Objective: Review the lines that follow and copy each one that contains the word "DataType".

· · · ·

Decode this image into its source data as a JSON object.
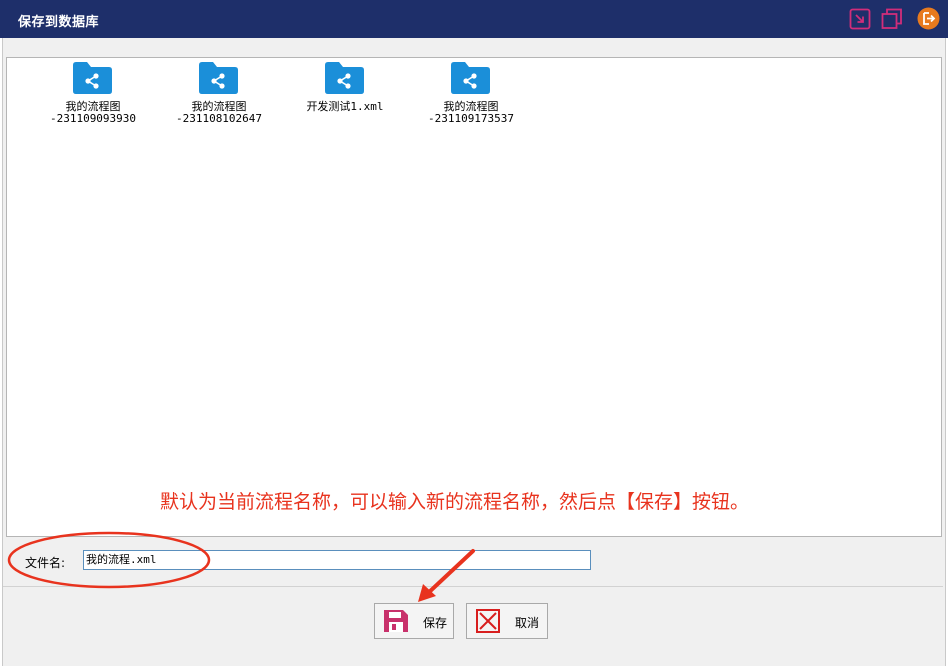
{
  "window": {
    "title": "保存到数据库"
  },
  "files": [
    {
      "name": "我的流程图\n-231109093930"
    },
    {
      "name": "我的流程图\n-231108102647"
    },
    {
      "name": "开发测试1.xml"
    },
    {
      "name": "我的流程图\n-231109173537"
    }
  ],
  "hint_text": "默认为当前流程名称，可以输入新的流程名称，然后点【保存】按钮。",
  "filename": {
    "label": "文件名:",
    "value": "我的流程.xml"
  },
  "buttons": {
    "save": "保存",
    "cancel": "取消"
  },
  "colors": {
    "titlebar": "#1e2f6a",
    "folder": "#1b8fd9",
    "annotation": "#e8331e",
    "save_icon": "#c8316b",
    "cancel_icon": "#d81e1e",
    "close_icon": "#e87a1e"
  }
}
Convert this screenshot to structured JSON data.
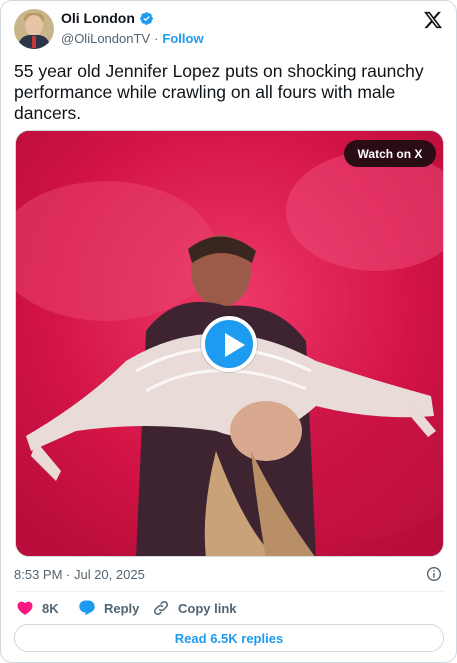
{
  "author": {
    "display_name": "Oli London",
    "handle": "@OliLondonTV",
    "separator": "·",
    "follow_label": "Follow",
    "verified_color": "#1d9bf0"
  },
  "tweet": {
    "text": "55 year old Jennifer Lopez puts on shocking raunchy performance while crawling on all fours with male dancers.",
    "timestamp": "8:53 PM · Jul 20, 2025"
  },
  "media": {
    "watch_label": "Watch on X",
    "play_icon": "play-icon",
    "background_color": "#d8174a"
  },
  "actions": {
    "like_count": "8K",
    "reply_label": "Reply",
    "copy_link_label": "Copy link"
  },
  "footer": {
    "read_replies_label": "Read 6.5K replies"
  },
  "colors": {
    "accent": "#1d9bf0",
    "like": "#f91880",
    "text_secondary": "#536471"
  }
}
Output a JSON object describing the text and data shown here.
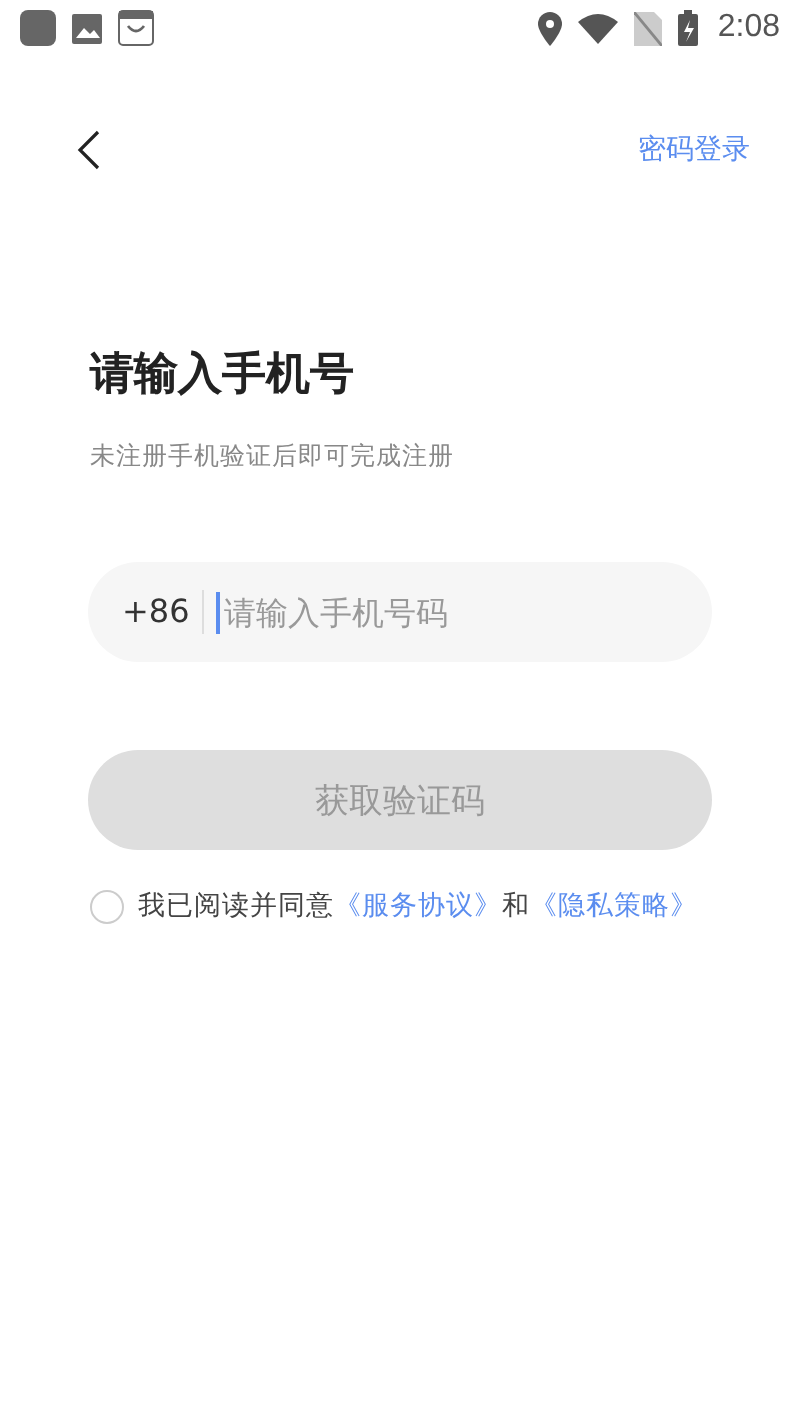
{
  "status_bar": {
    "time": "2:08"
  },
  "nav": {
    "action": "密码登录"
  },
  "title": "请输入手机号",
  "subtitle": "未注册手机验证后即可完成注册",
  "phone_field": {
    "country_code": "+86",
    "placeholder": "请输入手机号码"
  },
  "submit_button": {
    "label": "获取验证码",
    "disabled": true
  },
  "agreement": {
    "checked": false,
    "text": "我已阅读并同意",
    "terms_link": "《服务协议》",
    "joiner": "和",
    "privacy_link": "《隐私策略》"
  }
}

· · · ·

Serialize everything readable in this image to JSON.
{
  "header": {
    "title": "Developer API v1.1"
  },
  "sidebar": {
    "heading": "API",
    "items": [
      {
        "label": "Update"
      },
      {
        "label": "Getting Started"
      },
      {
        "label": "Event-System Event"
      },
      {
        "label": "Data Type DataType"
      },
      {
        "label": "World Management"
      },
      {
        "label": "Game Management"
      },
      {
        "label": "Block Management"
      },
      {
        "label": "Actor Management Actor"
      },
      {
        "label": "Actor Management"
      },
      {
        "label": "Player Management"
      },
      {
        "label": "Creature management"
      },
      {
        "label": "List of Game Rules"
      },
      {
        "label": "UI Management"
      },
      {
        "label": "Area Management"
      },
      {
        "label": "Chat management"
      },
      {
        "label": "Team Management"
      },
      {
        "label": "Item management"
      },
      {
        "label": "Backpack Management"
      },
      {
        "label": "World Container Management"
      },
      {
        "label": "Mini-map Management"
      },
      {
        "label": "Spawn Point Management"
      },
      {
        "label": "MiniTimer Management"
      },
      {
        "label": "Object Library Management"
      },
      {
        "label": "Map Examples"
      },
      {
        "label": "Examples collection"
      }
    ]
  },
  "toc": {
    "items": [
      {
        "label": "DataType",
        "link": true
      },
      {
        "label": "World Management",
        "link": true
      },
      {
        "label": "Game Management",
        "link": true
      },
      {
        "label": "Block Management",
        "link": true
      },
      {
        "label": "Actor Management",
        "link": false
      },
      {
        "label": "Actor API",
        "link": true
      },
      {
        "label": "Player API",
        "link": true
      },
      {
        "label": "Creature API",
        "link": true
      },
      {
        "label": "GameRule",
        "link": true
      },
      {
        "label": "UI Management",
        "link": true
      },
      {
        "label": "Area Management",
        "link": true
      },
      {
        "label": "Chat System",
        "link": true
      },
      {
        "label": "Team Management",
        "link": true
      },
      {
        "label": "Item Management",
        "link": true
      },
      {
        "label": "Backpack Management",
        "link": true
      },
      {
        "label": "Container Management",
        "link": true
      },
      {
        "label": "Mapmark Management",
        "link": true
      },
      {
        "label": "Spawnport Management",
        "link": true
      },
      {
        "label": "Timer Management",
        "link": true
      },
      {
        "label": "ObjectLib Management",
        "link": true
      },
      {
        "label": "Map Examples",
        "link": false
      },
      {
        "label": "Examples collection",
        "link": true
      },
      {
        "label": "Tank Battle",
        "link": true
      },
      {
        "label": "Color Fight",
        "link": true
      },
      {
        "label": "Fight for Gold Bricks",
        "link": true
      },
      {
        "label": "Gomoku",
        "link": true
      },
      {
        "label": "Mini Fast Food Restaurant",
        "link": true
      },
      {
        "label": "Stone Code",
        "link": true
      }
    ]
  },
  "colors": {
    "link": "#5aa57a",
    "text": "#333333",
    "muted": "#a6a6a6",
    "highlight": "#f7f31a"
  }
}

· · · ·

Written solution:
        "label": "Data Type DataType"
        "label": "DataType",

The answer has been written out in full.